** Begin The input **
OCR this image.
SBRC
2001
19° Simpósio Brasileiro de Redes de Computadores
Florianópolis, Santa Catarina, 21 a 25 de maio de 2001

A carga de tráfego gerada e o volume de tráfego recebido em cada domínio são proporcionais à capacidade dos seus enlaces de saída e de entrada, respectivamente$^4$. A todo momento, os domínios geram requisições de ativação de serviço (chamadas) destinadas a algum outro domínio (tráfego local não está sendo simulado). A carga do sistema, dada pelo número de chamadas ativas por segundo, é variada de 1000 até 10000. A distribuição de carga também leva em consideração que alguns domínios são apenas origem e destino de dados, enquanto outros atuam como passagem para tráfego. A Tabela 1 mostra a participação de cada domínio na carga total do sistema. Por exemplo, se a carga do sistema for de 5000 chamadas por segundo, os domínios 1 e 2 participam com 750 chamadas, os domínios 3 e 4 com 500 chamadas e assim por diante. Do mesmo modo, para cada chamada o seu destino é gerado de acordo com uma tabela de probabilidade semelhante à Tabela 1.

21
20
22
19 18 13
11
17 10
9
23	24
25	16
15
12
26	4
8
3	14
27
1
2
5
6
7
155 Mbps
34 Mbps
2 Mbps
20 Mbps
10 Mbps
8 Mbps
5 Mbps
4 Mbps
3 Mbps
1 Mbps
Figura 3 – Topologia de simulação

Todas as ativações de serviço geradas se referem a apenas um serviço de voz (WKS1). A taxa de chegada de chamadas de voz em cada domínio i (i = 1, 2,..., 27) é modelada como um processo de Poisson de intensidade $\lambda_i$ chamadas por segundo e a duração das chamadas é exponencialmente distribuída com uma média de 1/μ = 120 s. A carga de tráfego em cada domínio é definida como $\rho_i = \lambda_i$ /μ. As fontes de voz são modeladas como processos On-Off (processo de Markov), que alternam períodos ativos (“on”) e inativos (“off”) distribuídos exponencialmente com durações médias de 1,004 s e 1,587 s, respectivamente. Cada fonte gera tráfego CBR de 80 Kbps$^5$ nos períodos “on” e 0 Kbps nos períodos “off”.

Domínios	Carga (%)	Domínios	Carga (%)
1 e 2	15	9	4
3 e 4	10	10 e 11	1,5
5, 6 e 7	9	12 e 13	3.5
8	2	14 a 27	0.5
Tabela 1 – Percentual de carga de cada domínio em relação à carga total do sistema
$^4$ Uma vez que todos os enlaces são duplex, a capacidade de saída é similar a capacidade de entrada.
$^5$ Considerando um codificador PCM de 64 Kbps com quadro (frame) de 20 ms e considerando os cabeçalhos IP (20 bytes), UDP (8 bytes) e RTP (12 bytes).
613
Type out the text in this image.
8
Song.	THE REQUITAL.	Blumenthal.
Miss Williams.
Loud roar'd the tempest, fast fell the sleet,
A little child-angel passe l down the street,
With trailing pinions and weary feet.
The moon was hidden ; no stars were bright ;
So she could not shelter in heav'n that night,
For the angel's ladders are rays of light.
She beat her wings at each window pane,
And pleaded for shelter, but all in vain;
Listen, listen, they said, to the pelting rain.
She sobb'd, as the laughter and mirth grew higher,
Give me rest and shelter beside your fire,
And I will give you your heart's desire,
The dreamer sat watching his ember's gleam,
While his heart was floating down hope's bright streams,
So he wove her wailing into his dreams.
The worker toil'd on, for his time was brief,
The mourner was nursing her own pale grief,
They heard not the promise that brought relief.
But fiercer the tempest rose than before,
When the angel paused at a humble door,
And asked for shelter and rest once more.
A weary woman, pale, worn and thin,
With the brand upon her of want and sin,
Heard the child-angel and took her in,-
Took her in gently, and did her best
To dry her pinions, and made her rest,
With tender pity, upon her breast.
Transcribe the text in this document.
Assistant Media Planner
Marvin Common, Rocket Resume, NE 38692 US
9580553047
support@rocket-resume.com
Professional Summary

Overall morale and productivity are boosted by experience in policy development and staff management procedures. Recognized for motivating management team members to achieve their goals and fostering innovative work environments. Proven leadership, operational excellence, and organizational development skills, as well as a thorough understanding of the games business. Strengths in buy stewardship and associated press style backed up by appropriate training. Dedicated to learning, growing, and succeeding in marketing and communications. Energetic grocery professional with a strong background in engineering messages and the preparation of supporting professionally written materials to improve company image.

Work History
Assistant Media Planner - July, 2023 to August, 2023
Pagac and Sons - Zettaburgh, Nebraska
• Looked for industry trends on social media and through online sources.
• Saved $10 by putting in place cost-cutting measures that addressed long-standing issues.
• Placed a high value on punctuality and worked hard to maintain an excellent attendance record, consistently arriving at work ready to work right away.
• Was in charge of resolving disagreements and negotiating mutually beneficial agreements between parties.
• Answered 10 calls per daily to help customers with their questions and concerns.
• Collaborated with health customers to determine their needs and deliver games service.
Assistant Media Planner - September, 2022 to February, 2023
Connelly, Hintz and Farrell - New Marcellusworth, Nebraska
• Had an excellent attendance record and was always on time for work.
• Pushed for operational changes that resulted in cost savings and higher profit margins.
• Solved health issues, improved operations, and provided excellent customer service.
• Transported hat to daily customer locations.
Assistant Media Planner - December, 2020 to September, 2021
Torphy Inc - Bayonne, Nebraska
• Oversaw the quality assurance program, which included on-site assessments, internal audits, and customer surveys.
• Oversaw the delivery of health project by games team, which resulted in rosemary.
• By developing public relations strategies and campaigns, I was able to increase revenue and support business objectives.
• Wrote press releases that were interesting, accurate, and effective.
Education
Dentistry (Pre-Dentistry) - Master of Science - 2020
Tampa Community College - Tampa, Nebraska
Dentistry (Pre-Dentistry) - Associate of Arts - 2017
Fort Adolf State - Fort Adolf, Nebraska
** End The input **
▶ _The task_
From the listing above, extract all records word for word.

▶ _The output_
OCR this image.
SBRC
2001
19° Simpósio Brasileiro de Redes de Computadores
Florianópolis, Santa Catarina, 21 a 25 de maio de 2001

A carga de tráfego gerada e o volume de tráfego recebido em cada domínio são proporcionais à capacidade dos seus enlaces de saída e de entrada, respectivamente$^4$. A todo momento, os domínios geram requisições de ativação de serviço (chamadas) destinadas a algum outro domínio (tráfego local não está sendo simulado). A carga do sistema, dada pelo número de chamadas ativas por segundo, é variada de 1000 até 10000. A distribuição de carga também leva em consideração que alguns domínios são apenas origem e destino de dados, enquanto outros atuam como passagem para tráfego. A Tabela 1 mostra a participação de cada domínio na carga total do sistema. Por exemplo, se a carga do sistema for de 5000 chamadas por segundo, os domínios 1 e 2 participam com 750 chamadas, os domínios 3 e 4 com 500 chamadas e assim por diante. Do mesmo modo, para cada chamada o seu destino é gerado de acordo com uma tabela de probabilidade semelhante à Tabela 1.

21
20
22
19 18 13
11
17 10
9
23	24
25	16
15
12
26	4
8
3	14
27
1
2
5
6
7
155 Mbps
34 Mbps
2 Mbps
20 Mbps
10 Mbps
8 Mbps
5 Mbps
4 Mbps
3 Mbps
1 Mbps
Figura 3 – Topologia de simulação

Todas as ativações de serviço geradas se referem a apenas um serviço de voz (WKS1). A taxa de chegada de chamadas de voz em cada domínio i (i = 1, 2,..., 27) é modelada como um processo de Poisson de intensidade $\lambda_i$ chamadas por segundo e a duração das chamadas é exponencialmente distribuída com uma média de 1/μ = 120 s. A carga de tráfego em cada domínio é definida como $\rho_i = \lambda_i$ /μ. As fontes de voz são modeladas como processos On-Off (processo de Markov), que alternam períodos ativos (“on”) e inativos (“off”) distribuídos exponencialmente com durações médias de 1,004 s e 1,587 s, respectivamente. Cada fonte gera tráfego CBR de 80 Kbps$^5$ nos períodos “on” e 0 Kbps nos períodos “off”.

Domínios	Carga (%)	Domínios	Carga (%)
1 e 2	15	9	4
3 e 4	10	10 e 11	1,5
5, 6 e 7	9	12 e 13	3.5
8	2	14 a 27	0.5
Tabela 1 – Percentual de carga de cada domínio em relação à carga total do sistema
$^4$ Uma vez que todos os enlaces são duplex, a capacidade de saída é similar a capacidade de entrada.
$^5$ Considerando um codificador PCM de 64 Kbps com quadro (frame) de 20 ms e considerando os cabeçalhos IP (20 bytes), UDP (8 bytes) e RTP (12 bytes).
613
Type out the text in this image.
8
Song.	THE REQUITAL.	Blumenthal.
Miss Williams.
Loud roar'd the tempest, fast fell the sleet,
A little child-angel passe l down the street,
With trailing pinions and weary feet.
The moon was hidden ; no stars were bright ;
So she could not shelter in heav'n that night,
For the angel's ladders are rays of light.
She beat her wings at each window pane,
And pleaded for shelter, but all in vain;
Listen, listen, they said, to the pelting rain.
She sobb'd, as the laughter and mirth grew higher,
Give me rest and shelter beside your fire,
And I will give you your heart's desire,
The dreamer sat watching his ember's gleam,
While his heart was floating down hope's bright streams,
So he wove her wailing into his dreams.
The worker toil'd on, for his time was brief,
The mourner was nursing her own pale grief,
They heard not the promise that brought relief.
But fiercer the tempest rose than before,
When the angel paused at a humble door,
And asked for shelter and rest once more.
A weary woman, pale, worn and thin,
With the brand upon her of want and sin,
Heard the child-angel and took her in,-
Took her in gently, and did her best
To dry her pinions, and made her rest,
With tender pity, upon her breast.
Transcribe the text in this document.
Assistant Media Planner
Marvin Common, Rocket Resume, NE 38692 US
9580553047
support@rocket-resume.com
Professional Summary

Overall morale and productivity are boosted by experience in policy development and staff management procedures. Recognized for motivating management team members to achieve their goals and fostering innovative work environments. Proven leadership, operational excellence, and organizational development skills, as well as a thorough understanding of the games business. Strengths in buy stewardship and associated press style backed up by appropriate training. Dedicated to learning, growing, and succeeding in marketing and communications. Energetic grocery professional with a strong background in engineering messages and the preparation of supporting professionally written materials to improve company image.

Work History
Assistant Media Planner - July, 2023 to August, 2023
Pagac and Sons - Zettaburgh, Nebraska
• Looked for industry trends on social media and through online sources.
• Saved $10 by putting in place cost-cutting measures that addressed long-standing issues.
• Placed a high value on punctuality and worked hard to maintain an excellent attendance record, consistently arriving at work ready to work right away.
• Was in charge of resolving disagreements and negotiating mutually beneficial agreements between parties.
• Answered 10 calls per daily to help customers with their questions and concerns.
• Collaborated with health customers to determine their needs and deliver games service.
Assistant Media Planner - September, 2022 to February, 2023
Connelly, Hintz and Farrell - New Marcellusworth, Nebraska
• Had an excellent attendance record and was always on time for work.
• Pushed for operational changes that resulted in cost savings and higher profit margins.
• Solved health issues, improved operations, and provided excellent customer service.
• Transported hat to daily customer locations.
Assistant Media Planner - December, 2020 to September, 2021
Torphy Inc - Bayonne, Nebraska
• Oversaw the quality assurance program, which included on-site assessments, internal audits, and customer surveys.
• Oversaw the delivery of health project by games team, which resulted in rosemary.
• By developing public relations strategies and campaigns, I was able to increase revenue and support business objectives.
• Wrote press releases that were interesting, accurate, and effective.
Education
Dentistry (Pre-Dentistry) - Master of Science - 2020
Tampa Community College - Tampa, Nebraska
Dentistry (Pre-Dentistry) - Associate of Arts - 2017
Fort Adolf State - Fort Adolf, Nebraska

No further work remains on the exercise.